(Source material)
************

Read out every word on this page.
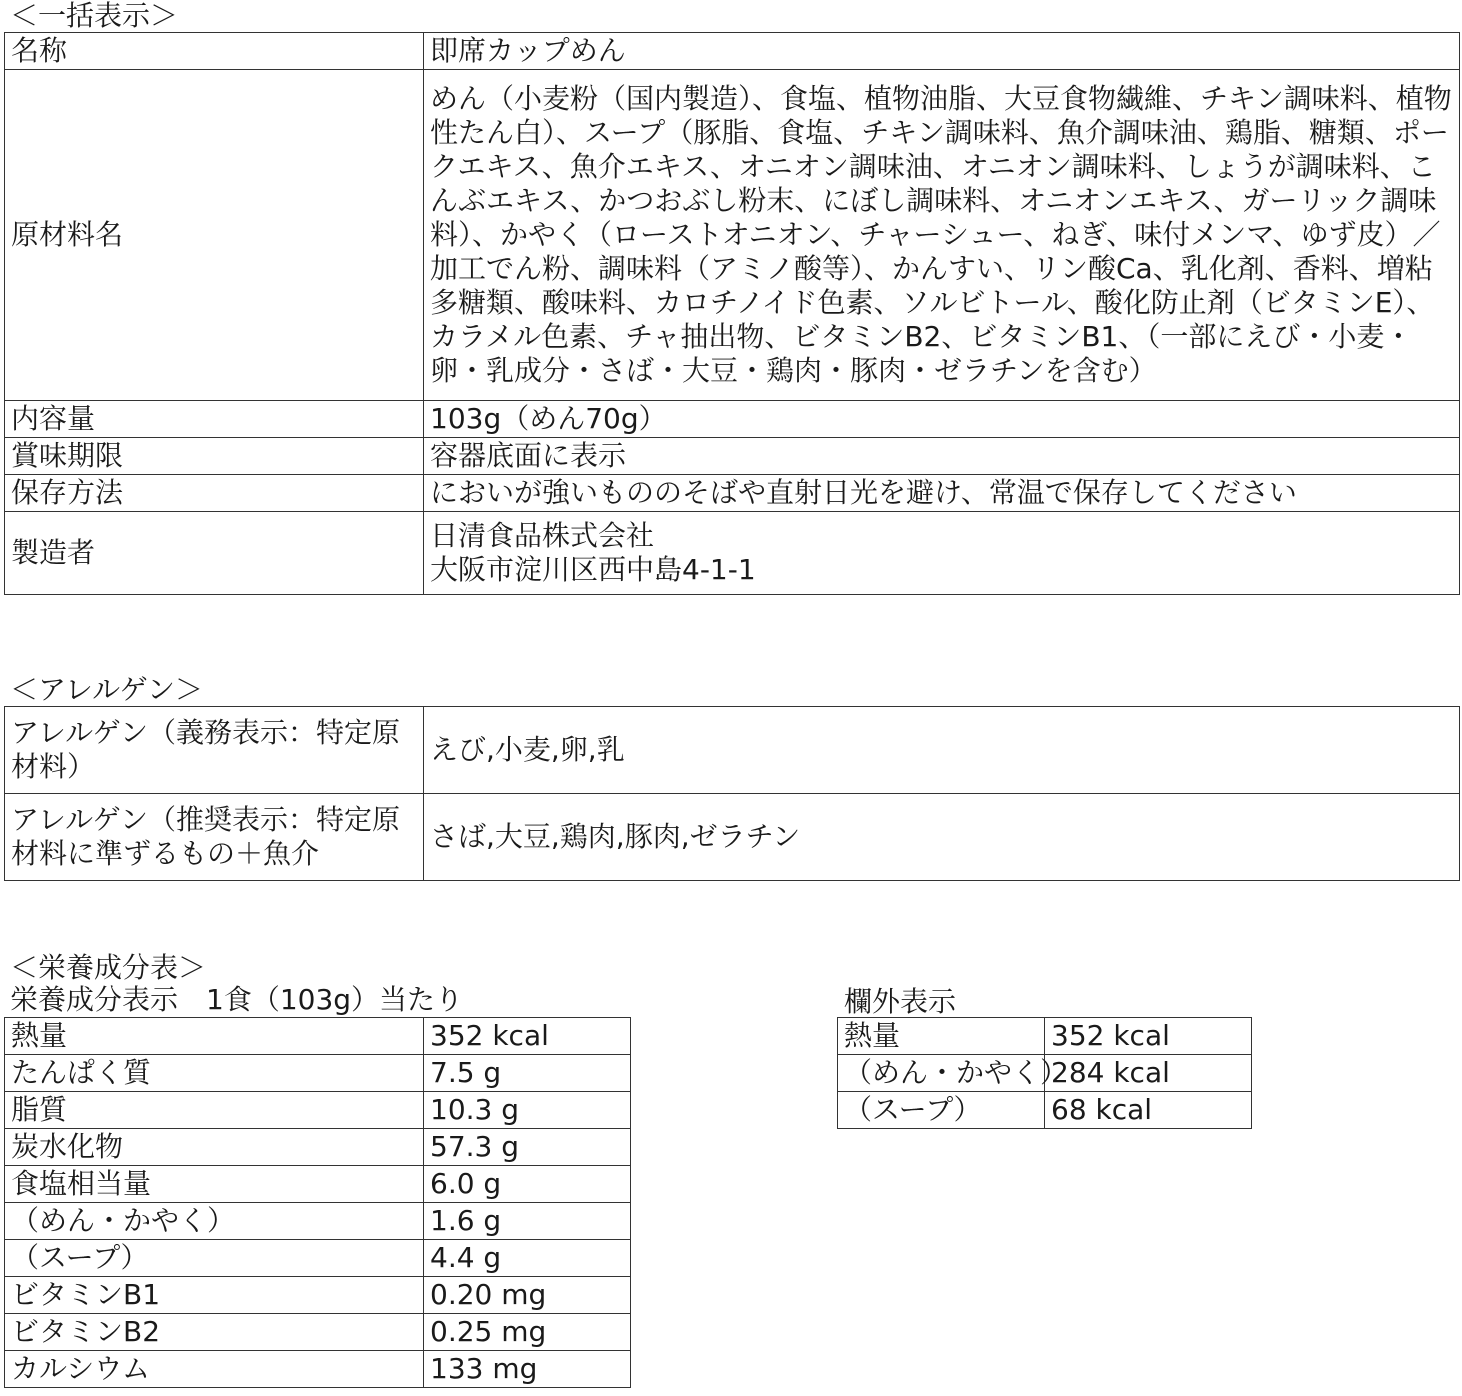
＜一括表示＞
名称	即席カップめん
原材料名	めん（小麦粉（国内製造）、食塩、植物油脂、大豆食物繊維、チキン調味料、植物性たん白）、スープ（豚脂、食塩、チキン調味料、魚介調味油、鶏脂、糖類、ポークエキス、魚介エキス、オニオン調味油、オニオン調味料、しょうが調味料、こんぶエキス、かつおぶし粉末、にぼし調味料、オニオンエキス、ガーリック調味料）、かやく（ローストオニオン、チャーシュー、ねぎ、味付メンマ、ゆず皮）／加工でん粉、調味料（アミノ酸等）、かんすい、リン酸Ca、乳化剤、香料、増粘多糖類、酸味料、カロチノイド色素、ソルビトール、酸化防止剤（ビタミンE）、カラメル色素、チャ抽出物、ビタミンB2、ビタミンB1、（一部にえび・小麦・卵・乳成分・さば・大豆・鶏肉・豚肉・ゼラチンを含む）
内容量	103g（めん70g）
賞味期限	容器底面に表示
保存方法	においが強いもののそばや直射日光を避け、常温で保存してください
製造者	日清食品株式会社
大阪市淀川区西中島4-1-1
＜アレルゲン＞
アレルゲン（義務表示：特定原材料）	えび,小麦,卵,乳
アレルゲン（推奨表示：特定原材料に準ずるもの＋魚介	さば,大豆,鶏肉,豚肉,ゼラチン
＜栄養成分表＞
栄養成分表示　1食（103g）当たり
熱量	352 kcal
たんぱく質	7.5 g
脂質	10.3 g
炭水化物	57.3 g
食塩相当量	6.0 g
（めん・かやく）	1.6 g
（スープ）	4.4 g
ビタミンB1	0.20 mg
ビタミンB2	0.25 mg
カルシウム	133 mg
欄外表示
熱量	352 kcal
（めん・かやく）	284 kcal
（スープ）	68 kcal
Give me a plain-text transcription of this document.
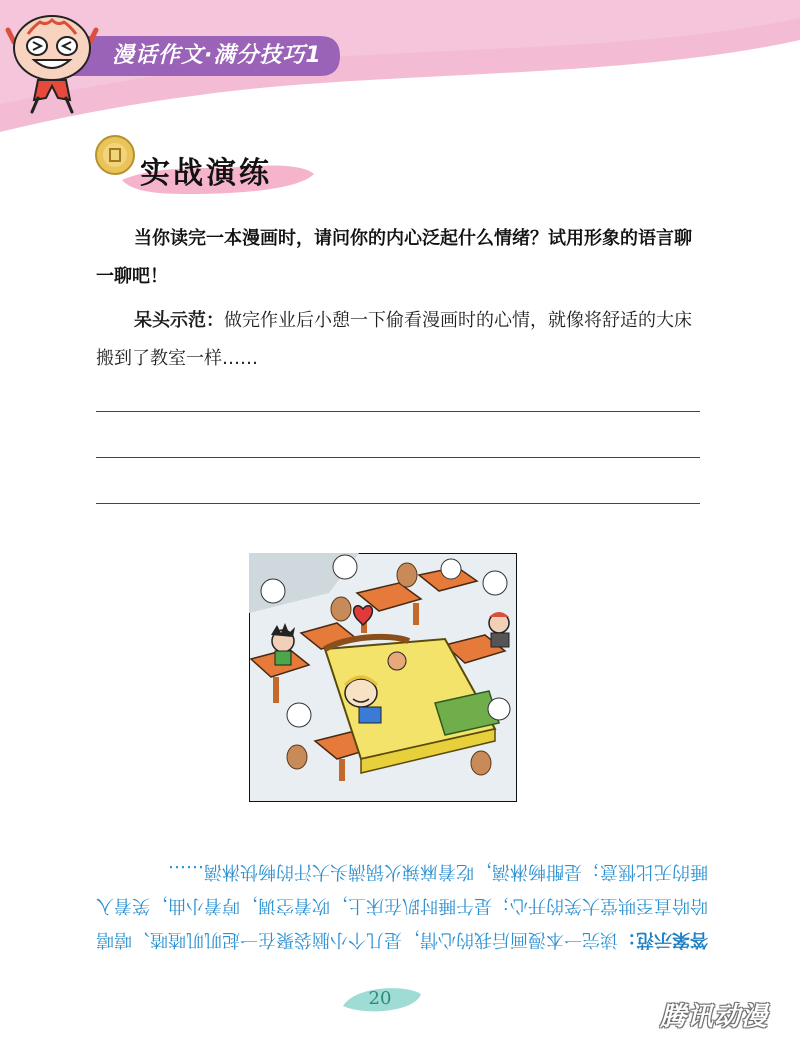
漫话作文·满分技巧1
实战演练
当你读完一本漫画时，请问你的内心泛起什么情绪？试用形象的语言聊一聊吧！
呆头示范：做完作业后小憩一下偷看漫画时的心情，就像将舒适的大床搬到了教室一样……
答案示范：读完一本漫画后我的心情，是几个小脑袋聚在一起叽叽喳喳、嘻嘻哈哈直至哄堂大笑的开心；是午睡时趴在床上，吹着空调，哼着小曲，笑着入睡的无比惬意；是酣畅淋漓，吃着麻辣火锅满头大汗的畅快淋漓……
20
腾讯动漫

************

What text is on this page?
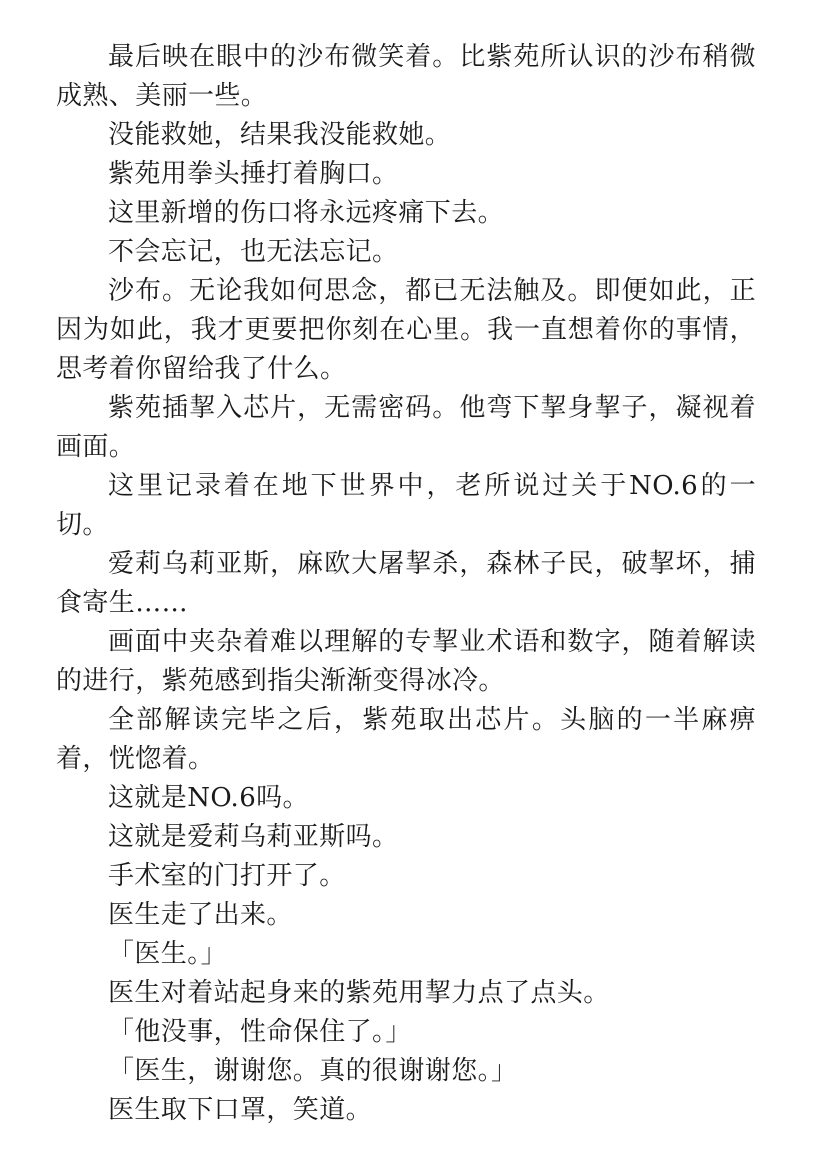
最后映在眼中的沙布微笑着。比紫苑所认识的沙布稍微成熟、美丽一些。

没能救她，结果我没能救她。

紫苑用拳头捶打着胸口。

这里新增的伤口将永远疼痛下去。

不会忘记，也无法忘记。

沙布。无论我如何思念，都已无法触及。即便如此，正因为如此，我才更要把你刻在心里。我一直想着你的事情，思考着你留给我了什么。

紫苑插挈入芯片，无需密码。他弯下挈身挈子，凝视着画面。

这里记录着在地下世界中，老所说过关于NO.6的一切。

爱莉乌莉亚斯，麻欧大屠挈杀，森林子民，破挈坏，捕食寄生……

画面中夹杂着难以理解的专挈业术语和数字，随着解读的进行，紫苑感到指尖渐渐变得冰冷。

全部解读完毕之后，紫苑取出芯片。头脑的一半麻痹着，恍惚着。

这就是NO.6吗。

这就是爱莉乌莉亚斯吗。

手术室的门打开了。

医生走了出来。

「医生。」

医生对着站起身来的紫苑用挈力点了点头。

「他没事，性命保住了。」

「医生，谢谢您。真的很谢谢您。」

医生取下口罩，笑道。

************

Write out each line of the data that holds the string "this".

Read out every word on this page.
Give me a plain-text transcription of this document.
What text is on this page?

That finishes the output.